[Extracted data]
╔══

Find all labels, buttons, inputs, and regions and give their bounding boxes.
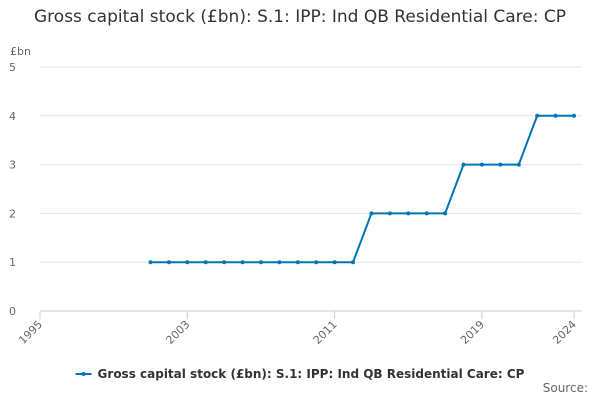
y-tick-label: 1 — [9, 256, 16, 269]
point — [461, 162, 466, 167]
point — [387, 211, 392, 216]
point — [369, 211, 374, 216]
y-tick-label: 5 — [9, 61, 16, 74]
source: Source: — [543, 381, 588, 395]
point — [572, 113, 576, 118]
y-tick-label: 0 — [9, 305, 16, 318]
x-tick-label: 2011 — [311, 318, 340, 347]
point — [498, 162, 503, 167]
point — [406, 211, 411, 216]
point — [443, 211, 448, 216]
point — [203, 260, 208, 265]
y-tick-label: 2 — [9, 207, 16, 220]
y-tick-label: 3 — [9, 159, 16, 172]
x-tick-label: 2024 — [550, 318, 579, 347]
point — [332, 260, 337, 265]
point — [314, 260, 319, 265]
point — [185, 260, 190, 265]
point — [240, 260, 245, 265]
x-tick-label: 2019 — [458, 318, 487, 347]
series-line — [150, 114, 574, 264]
point — [258, 260, 263, 265]
y-axis-label: £bn — [10, 45, 31, 58]
y-tick-label: 4 — [9, 110, 16, 123]
point — [479, 162, 484, 167]
x-tick-label: 2003 — [163, 318, 192, 347]
legend-swatch-point — [81, 372, 86, 376]
point — [166, 260, 171, 265]
point — [277, 260, 282, 265]
point — [535, 113, 540, 118]
x-tick-label: 1995 — [16, 318, 45, 347]
point — [516, 162, 521, 167]
point — [424, 211, 429, 216]
point — [295, 260, 300, 265]
legend-entry: Gross capital stock (£bn): S.1: IPP: Ind… — [75, 367, 525, 381]
point — [351, 260, 356, 265]
point — [222, 260, 227, 265]
chart-title: Gross capital stock (£bn): S.1: IPP: Ind… — [34, 7, 566, 27]
point — [148, 260, 153, 265]
point — [553, 113, 558, 118]
legend-label: Gross capital stock (£bn): S.1: IPP: Ind… — [98, 367, 525, 381]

╚══

Write out the data again with every "x-tick-label" swapped for "x-axis-tick" and nothing else altered. Drop the pictures from your answer.

Find all labels, buttons, inputs, and regions and give their bounding boxes.
y-tick-label: 1 — [9, 256, 16, 269]
point — [461, 162, 466, 167]
point — [387, 211, 392, 216]
point — [369, 211, 374, 216]
y-tick-label: 5 — [9, 61, 16, 74]
source: Source: — [543, 381, 588, 395]
point — [572, 113, 576, 118]
y-tick-label: 0 — [9, 305, 16, 318]
x-axis-tick: 2011 — [311, 318, 340, 347]
point — [498, 162, 503, 167]
point — [406, 211, 411, 216]
point — [443, 211, 448, 216]
point — [203, 260, 208, 265]
y-tick-label: 2 — [9, 207, 16, 220]
y-tick-label: 3 — [9, 159, 16, 172]
x-axis-tick: 2024 — [550, 318, 579, 347]
point — [332, 260, 337, 265]
point — [314, 260, 319, 265]
point — [185, 260, 190, 265]
point — [240, 260, 245, 265]
x-axis-tick: 2019 — [458, 318, 487, 347]
series-line — [150, 114, 574, 264]
point — [258, 260, 263, 265]
y-axis-label: £bn — [10, 45, 31, 58]
y-tick-label: 4 — [9, 110, 16, 123]
point — [479, 162, 484, 167]
x-axis-tick: 2003 — [163, 318, 192, 347]
legend-swatch-point — [81, 372, 86, 376]
point — [166, 260, 171, 265]
point — [277, 260, 282, 265]
point — [535, 113, 540, 118]
x-axis-tick: 1995 — [16, 318, 45, 347]
point — [516, 162, 521, 167]
point — [424, 211, 429, 216]
point — [295, 260, 300, 265]
legend-entry: Gross capital stock (£bn): S.1: IPP: Ind… — [75, 367, 525, 381]
point — [351, 260, 356, 265]
point — [222, 260, 227, 265]
chart-title: Gross capital stock (£bn): S.1: IPP: Ind… — [34, 7, 566, 27]
point — [148, 260, 153, 265]
point — [553, 113, 558, 118]
legend-label: Gross capital stock (£bn): S.1: IPP: Ind… — [98, 367, 525, 381]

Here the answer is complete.